§ PROBLEM: Output the full material exactly as it appears here.

§ RECORDED DATA:

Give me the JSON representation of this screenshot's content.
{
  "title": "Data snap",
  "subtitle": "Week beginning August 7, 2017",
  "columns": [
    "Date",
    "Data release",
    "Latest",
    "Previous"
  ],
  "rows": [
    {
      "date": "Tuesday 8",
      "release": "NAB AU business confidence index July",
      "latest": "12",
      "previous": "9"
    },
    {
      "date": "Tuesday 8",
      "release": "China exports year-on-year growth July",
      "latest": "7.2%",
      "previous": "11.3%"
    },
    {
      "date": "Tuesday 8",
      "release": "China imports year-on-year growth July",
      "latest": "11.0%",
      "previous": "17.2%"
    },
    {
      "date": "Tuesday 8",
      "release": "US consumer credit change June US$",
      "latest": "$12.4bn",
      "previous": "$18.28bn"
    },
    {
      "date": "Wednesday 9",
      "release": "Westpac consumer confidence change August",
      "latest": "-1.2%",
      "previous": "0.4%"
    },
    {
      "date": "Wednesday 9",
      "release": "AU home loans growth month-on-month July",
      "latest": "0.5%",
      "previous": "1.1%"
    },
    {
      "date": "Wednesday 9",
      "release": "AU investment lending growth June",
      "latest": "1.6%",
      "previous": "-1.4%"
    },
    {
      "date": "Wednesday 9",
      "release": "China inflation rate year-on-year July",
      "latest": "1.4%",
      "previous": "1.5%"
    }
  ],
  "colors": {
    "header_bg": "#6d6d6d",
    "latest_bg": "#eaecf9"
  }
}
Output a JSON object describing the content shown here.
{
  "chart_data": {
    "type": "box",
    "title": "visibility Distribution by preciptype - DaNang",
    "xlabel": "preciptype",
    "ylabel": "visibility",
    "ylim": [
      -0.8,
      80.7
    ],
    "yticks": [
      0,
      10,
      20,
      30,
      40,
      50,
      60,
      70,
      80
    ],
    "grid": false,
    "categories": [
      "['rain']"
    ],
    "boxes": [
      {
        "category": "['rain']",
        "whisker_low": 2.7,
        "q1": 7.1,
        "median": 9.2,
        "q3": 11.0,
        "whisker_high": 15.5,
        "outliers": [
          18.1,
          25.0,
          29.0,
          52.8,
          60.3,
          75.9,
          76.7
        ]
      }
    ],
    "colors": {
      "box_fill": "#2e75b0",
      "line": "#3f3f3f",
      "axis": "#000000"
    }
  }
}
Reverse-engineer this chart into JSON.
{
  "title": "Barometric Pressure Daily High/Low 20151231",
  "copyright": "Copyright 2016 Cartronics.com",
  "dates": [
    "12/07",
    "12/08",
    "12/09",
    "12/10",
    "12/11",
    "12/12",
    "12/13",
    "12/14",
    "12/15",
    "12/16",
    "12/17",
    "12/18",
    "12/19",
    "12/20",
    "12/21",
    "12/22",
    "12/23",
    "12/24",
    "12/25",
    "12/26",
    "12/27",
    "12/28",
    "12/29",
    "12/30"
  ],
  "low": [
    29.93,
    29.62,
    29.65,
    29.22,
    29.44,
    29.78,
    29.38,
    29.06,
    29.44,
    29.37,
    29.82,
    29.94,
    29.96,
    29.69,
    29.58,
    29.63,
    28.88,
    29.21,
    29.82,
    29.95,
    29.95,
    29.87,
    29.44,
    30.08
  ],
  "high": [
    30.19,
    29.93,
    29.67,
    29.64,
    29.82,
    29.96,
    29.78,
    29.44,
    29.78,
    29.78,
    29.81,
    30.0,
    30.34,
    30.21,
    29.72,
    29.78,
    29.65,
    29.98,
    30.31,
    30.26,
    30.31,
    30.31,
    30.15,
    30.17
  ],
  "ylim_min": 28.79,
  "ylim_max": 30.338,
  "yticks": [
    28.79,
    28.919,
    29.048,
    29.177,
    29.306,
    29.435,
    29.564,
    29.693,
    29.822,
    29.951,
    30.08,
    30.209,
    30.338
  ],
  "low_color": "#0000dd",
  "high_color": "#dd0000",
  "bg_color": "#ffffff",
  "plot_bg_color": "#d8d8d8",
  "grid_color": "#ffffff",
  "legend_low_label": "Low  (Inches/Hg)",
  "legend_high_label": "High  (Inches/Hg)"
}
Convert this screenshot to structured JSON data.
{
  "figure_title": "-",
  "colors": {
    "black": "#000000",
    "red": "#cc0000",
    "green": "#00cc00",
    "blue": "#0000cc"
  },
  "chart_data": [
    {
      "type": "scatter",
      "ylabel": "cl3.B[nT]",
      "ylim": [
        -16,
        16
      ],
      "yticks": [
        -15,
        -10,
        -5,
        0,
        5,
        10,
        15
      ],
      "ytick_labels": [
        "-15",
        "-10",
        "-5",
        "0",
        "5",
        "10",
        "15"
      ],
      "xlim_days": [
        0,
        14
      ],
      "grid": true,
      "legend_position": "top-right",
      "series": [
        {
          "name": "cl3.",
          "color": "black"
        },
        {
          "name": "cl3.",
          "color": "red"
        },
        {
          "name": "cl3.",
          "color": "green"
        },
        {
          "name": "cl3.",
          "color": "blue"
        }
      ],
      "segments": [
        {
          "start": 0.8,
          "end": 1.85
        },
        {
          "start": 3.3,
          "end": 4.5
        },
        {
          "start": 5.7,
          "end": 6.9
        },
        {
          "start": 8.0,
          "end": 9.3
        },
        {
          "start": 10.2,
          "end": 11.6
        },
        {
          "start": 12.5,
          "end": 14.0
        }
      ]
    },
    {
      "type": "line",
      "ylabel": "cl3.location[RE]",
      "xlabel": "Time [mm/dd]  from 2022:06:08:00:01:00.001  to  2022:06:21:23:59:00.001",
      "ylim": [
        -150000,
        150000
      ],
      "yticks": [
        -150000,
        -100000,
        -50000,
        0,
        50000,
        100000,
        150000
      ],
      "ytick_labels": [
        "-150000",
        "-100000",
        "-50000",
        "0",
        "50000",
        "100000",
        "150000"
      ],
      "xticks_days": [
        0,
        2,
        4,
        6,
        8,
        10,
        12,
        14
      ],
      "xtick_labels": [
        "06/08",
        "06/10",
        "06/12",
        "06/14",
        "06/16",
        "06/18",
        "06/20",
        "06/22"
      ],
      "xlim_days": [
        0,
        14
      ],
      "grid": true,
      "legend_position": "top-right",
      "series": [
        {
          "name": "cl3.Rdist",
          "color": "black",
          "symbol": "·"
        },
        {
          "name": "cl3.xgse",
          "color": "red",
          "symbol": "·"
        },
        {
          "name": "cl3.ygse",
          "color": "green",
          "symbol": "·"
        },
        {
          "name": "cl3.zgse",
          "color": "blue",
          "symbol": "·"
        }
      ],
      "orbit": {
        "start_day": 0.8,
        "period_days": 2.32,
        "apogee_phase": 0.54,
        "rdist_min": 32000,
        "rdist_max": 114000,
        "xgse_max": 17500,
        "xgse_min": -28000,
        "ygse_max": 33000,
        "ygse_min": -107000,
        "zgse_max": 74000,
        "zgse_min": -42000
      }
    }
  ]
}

§ OUTPUT BELOW:
Give me the JSON representation of this screenshot's content.
{
  "title": "Data snap",
  "subtitle": "Week beginning August 7, 2017",
  "columns": [
    "Date",
    "Data release",
    "Latest",
    "Previous"
  ],
  "rows": [
    {
      "date": "Tuesday 8",
      "release": "NAB AU business confidence index July",
      "latest": "12",
      "previous": "9"
    },
    {
      "date": "Tuesday 8",
      "release": "China exports year-on-year growth July",
      "latest": "7.2%",
      "previous": "11.3%"
    },
    {
      "date": "Tuesday 8",
      "release": "China imports year-on-year growth July",
      "latest": "11.0%",
      "previous": "17.2%"
    },
    {
      "date": "Tuesday 8",
      "release": "US consumer credit change June US$",
      "latest": "$12.4bn",
      "previous": "$18.28bn"
    },
    {
      "date": "Wednesday 9",
      "release": "Westpac consumer confidence change August",
      "latest": "-1.2%",
      "previous": "0.4%"
    },
    {
      "date": "Wednesday 9",
      "release": "AU home loans growth month-on-month July",
      "latest": "0.5%",
      "previous": "1.1%"
    },
    {
      "date": "Wednesday 9",
      "release": "AU investment lending growth June",
      "latest": "1.6%",
      "previous": "-1.4%"
    },
    {
      "date": "Wednesday 9",
      "release": "China inflation rate year-on-year July",
      "latest": "1.4%",
      "previous": "1.5%"
    }
  ],
  "colors": {
    "header_bg": "#6d6d6d",
    "latest_bg": "#eaecf9"
  }
}
Output a JSON object describing the content shown here.
{
  "chart_data": {
    "type": "box",
    "title": "visibility Distribution by preciptype - DaNang",
    "xlabel": "preciptype",
    "ylabel": "visibility",
    "ylim": [
      -0.8,
      80.7
    ],
    "yticks": [
      0,
      10,
      20,
      30,
      40,
      50,
      60,
      70,
      80
    ],
    "grid": false,
    "categories": [
      "['rain']"
    ],
    "boxes": [
      {
        "category": "['rain']",
        "whisker_low": 2.7,
        "q1": 7.1,
        "median": 9.2,
        "q3": 11.0,
        "whisker_high": 15.5,
        "outliers": [
          18.1,
          25.0,
          29.0,
          52.8,
          60.3,
          75.9,
          76.7
        ]
      }
    ],
    "colors": {
      "box_fill": "#2e75b0",
      "line": "#3f3f3f",
      "axis": "#000000"
    }
  }
}
Reverse-engineer this chart into JSON.
{
  "title": "Barometric Pressure Daily High/Low 20151231",
  "copyright": "Copyright 2016 Cartronics.com",
  "dates": [
    "12/07",
    "12/08",
    "12/09",
    "12/10",
    "12/11",
    "12/12",
    "12/13",
    "12/14",
    "12/15",
    "12/16",
    "12/17",
    "12/18",
    "12/19",
    "12/20",
    "12/21",
    "12/22",
    "12/23",
    "12/24",
    "12/25",
    "12/26",
    "12/27",
    "12/28",
    "12/29",
    "12/30"
  ],
  "low": [
    29.93,
    29.62,
    29.65,
    29.22,
    29.44,
    29.78,
    29.38,
    29.06,
    29.44,
    29.37,
    29.82,
    29.94,
    29.96,
    29.69,
    29.58,
    29.63,
    28.88,
    29.21,
    29.82,
    29.95,
    29.95,
    29.87,
    29.44,
    30.08
  ],
  "high": [
    30.19,
    29.93,
    29.67,
    29.64,
    29.82,
    29.96,
    29.78,
    29.44,
    29.78,
    29.78,
    29.81,
    30.0,
    30.34,
    30.21,
    29.72,
    29.78,
    29.65,
    29.98,
    30.31,
    30.26,
    30.31,
    30.31,
    30.15,
    30.17
  ],
  "ylim_min": 28.79,
  "ylim_max": 30.338,
  "yticks": [
    28.79,
    28.919,
    29.048,
    29.177,
    29.306,
    29.435,
    29.564,
    29.693,
    29.822,
    29.951,
    30.08,
    30.209,
    30.338
  ],
  "low_color": "#0000dd",
  "high_color": "#dd0000",
  "bg_color": "#ffffff",
  "plot_bg_color": "#d8d8d8",
  "grid_color": "#ffffff",
  "legend_low_label": "Low  (Inches/Hg)",
  "legend_high_label": "High  (Inches/Hg)"
}
Convert this screenshot to structured JSON data.
{
  "figure_title": "-",
  "colors": {
    "black": "#000000",
    "red": "#cc0000",
    "green": "#00cc00",
    "blue": "#0000cc"
  },
  "chart_data": [
    {
      "type": "scatter",
      "ylabel": "cl3.B[nT]",
      "ylim": [
        -16,
        16
      ],
      "yticks": [
        -15,
        -10,
        -5,
        0,
        5,
        10,
        15
      ],
      "ytick_labels": [
        "-15",
        "-10",
        "-5",
        "0",
        "5",
        "10",
        "15"
      ],
      "xlim_days": [
        0,
        14
      ],
      "grid": true,
      "legend_position": "top-right",
      "series": [
        {
          "name": "cl3.",
          "color": "black"
        },
        {
          "name": "cl3.",
          "color": "red"
        },
        {
          "name": "cl3.",
          "color": "green"
        },
        {
          "name": "cl3.",
          "color": "blue"
        }
      ],
      "segments": [
        {
          "start": 0.8,
          "end": 1.85
        },
        {
          "start": 3.3,
          "end": 4.5
        },
        {
          "start": 5.7,
          "end": 6.9
        },
        {
          "start": 8.0,
          "end": 9.3
        },
        {
          "start": 10.2,
          "end": 11.6
        },
        {
          "start": 12.5,
          "end": 14.0
        }
      ]
    },
    {
      "type": "line",
      "ylabel": "cl3.location[RE]",
      "xlabel": "Time [mm/dd]  from 2022:06:08:00:01:00.001  to  2022:06:21:23:59:00.001",
      "ylim": [
        -150000,
        150000
      ],
      "yticks": [
        -150000,
        -100000,
        -50000,
        0,
        50000,
        100000,
        150000
      ],
      "ytick_labels": [
        "-150000",
        "-100000",
        "-50000",
        "0",
        "50000",
        "100000",
        "150000"
      ],
      "xticks_days": [
        0,
        2,
        4,
        6,
        8,
        10,
        12,
        14
      ],
      "xtick_labels": [
        "06/08",
        "06/10",
        "06/12",
        "06/14",
        "06/16",
        "06/18",
        "06/20",
        "06/22"
      ],
      "xlim_days": [
        0,
        14
      ],
      "grid": true,
      "legend_position": "top-right",
      "series": [
        {
          "name": "cl3.Rdist",
          "color": "black",
          "symbol": "·"
        },
        {
          "name": "cl3.xgse",
          "color": "red",
          "symbol": "·"
        },
        {
          "name": "cl3.ygse",
          "color": "green",
          "symbol": "·"
        },
        {
          "name": "cl3.zgse",
          "color": "blue",
          "symbol": "·"
        }
      ],
      "orbit": {
        "start_day": 0.8,
        "period_days": 2.32,
        "apogee_phase": 0.54,
        "rdist_min": 32000,
        "rdist_max": 114000,
        "xgse_max": 17500,
        "xgse_min": -28000,
        "ygse_max": 33000,
        "ygse_min": -107000,
        "zgse_max": 74000,
        "zgse_min": -42000
      }
    }
  ]
}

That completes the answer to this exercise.